(Collection entries)
——

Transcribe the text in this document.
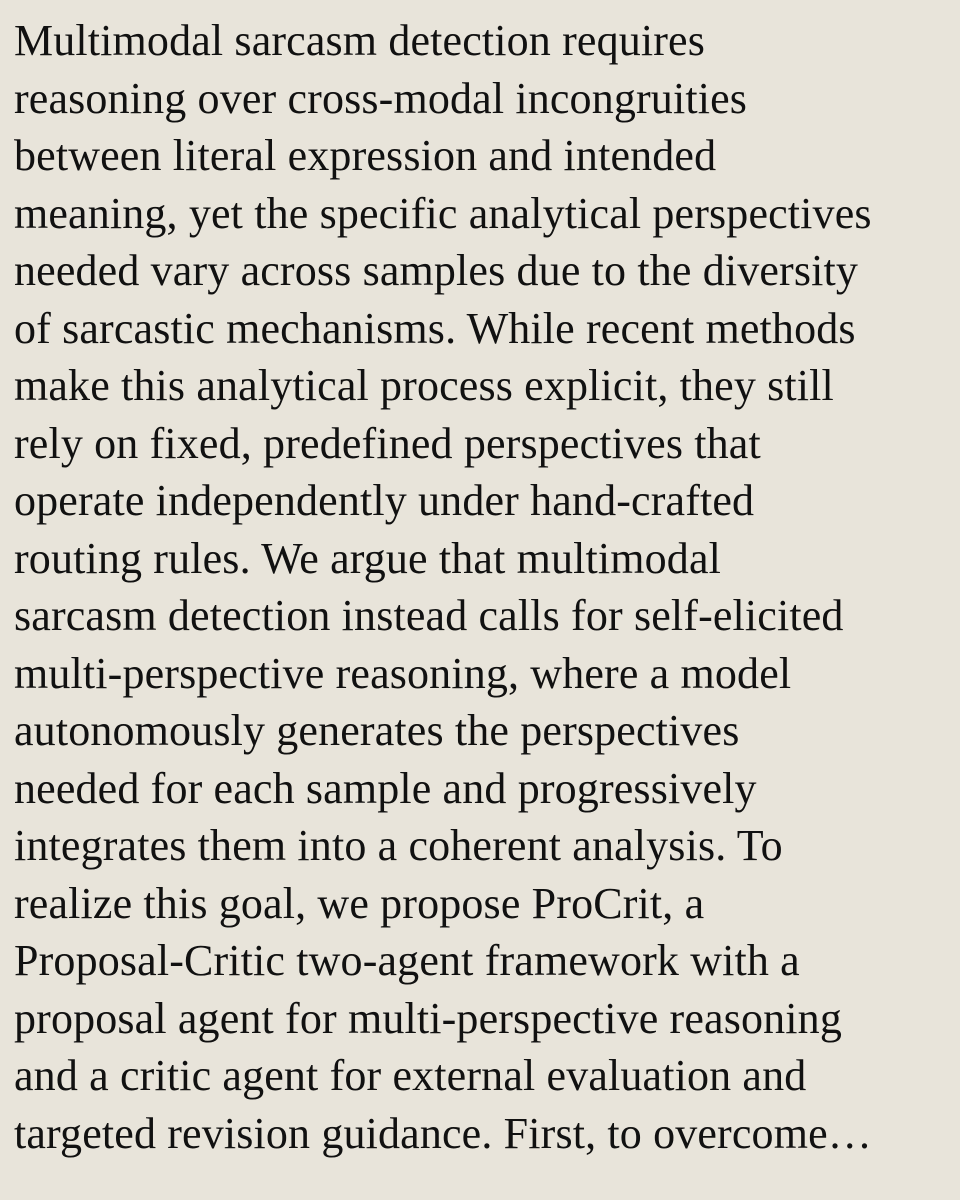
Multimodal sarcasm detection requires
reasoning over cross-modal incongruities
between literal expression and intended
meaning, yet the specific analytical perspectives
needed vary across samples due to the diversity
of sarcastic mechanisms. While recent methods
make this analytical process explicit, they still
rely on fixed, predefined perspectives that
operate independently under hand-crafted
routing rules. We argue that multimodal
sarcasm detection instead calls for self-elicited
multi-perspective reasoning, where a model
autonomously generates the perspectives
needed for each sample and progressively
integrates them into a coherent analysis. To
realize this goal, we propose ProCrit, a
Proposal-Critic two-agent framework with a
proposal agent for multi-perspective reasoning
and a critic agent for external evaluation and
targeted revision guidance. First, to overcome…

——

*GIVEN REQUEST*
Quote the preceding listing precisely and completely, omitting its images.

*THE REPLY*
Transcribe the text in this document.
Multimodal sarcasm detection requires
reasoning over cross-modal incongruities
between literal expression and intended
meaning, yet the specific analytical perspectives
needed vary across samples due to the diversity
of sarcastic mechanisms. While recent methods
make this analytical process explicit, they still
rely on fixed, predefined perspectives that
operate independently under hand-crafted
routing rules. We argue that multimodal
sarcasm detection instead calls for self-elicited
multi-perspective reasoning, where a model
autonomously generates the perspectives
needed for each sample and progressively
integrates them into a coherent analysis. To
realize this goal, we propose ProCrit, a
Proposal-Critic two-agent framework with a
proposal agent for multi-perspective reasoning
and a critic agent for external evaluation and
targeted revision guidance. First, to overcome…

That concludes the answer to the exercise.